++++ EXTRACTED RECORDS
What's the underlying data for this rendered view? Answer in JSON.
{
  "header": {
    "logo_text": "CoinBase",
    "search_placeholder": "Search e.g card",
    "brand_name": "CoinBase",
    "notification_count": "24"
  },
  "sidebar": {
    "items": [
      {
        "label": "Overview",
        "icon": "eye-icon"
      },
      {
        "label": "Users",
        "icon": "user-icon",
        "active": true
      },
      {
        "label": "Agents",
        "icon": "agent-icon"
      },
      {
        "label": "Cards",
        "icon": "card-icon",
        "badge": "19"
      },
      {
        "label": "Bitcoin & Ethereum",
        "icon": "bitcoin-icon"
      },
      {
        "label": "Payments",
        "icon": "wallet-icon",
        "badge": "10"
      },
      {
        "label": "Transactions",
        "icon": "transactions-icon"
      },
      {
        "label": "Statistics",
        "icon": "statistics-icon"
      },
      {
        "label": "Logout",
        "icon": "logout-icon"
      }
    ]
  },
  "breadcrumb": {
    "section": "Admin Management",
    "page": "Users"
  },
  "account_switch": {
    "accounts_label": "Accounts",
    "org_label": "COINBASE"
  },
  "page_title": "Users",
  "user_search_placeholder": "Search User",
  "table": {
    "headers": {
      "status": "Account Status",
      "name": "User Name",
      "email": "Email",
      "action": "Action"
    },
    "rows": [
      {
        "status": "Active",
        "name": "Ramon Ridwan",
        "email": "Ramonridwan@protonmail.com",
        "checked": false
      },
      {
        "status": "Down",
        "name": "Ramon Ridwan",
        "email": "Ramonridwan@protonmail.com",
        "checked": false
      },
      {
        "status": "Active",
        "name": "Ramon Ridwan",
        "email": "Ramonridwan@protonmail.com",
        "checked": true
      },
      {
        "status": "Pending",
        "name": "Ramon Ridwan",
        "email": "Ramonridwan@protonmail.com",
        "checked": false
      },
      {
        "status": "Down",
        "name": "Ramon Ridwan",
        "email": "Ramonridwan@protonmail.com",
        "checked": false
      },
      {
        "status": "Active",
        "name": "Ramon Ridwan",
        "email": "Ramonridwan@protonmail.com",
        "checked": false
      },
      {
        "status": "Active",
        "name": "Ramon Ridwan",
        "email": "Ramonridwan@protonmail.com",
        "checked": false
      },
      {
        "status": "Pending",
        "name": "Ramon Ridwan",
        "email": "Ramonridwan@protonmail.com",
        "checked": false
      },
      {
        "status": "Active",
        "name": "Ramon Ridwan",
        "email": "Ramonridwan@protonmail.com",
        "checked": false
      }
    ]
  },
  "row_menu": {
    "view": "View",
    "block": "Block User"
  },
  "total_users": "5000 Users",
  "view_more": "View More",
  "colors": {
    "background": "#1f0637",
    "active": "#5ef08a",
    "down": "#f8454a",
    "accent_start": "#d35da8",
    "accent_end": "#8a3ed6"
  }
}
++++++++
Repeat the records above exactly, from the first line to the last.

**WRITTEN SOLUTION**:
What's the underlying data for this rendered view? Answer in JSON.
{
  "header": {
    "logo_text": "CoinBase",
    "search_placeholder": "Search e.g card",
    "brand_name": "CoinBase",
    "notification_count": "24"
  },
  "sidebar": {
    "items": [
      {
        "label": "Overview",
        "icon": "eye-icon"
      },
      {
        "label": "Users",
        "icon": "user-icon",
        "active": true
      },
      {
        "label": "Agents",
        "icon": "agent-icon"
      },
      {
        "label": "Cards",
        "icon": "card-icon",
        "badge": "19"
      },
      {
        "label": "Bitcoin & Ethereum",
        "icon": "bitcoin-icon"
      },
      {
        "label": "Payments",
        "icon": "wallet-icon",
        "badge": "10"
      },
      {
        "label": "Transactions",
        "icon": "transactions-icon"
      },
      {
        "label": "Statistics",
        "icon": "statistics-icon"
      },
      {
        "label": "Logout",
        "icon": "logout-icon"
      }
    ]
  },
  "breadcrumb": {
    "section": "Admin Management",
    "page": "Users"
  },
  "account_switch": {
    "accounts_label": "Accounts",
    "org_label": "COINBASE"
  },
  "page_title": "Users",
  "user_search_placeholder": "Search User",
  "table": {
    "headers": {
      "status": "Account Status",
      "name": "User Name",
      "email": "Email",
      "action": "Action"
    },
    "rows": [
      {
        "status": "Active",
        "name": "Ramon Ridwan",
        "email": "Ramonridwan@protonmail.com",
        "checked": false
      },
      {
        "status": "Down",
        "name": "Ramon Ridwan",
        "email": "Ramonridwan@protonmail.com",
        "checked": false
      },
      {
        "status": "Active",
        "name": "Ramon Ridwan",
        "email": "Ramonridwan@protonmail.com",
        "checked": true
      },
      {
        "status": "Pending",
        "name": "Ramon Ridwan",
        "email": "Ramonridwan@protonmail.com",
        "checked": false
      },
      {
        "status": "Down",
        "name": "Ramon Ridwan",
        "email": "Ramonridwan@protonmail.com",
        "checked": false
      },
      {
        "status": "Active",
        "name": "Ramon Ridwan",
        "email": "Ramonridwan@protonmail.com",
        "checked": false
      },
      {
        "status": "Active",
        "name": "Ramon Ridwan",
        "email": "Ramonridwan@protonmail.com",
        "checked": false
      },
      {
        "status": "Pending",
        "name": "Ramon Ridwan",
        "email": "Ramonridwan@protonmail.com",
        "checked": false
      },
      {
        "status": "Active",
        "name": "Ramon Ridwan",
        "email": "Ramonridwan@protonmail.com",
        "checked": false
      }
    ]
  },
  "row_menu": {
    "view": "View",
    "block": "Block User"
  },
  "total_users": "5000 Users",
  "view_more": "View More",
  "colors": {
    "background": "#1f0637",
    "active": "#5ef08a",
    "down": "#f8454a",
    "accent_start": "#d35da8",
    "accent_end": "#8a3ed6"
  }
}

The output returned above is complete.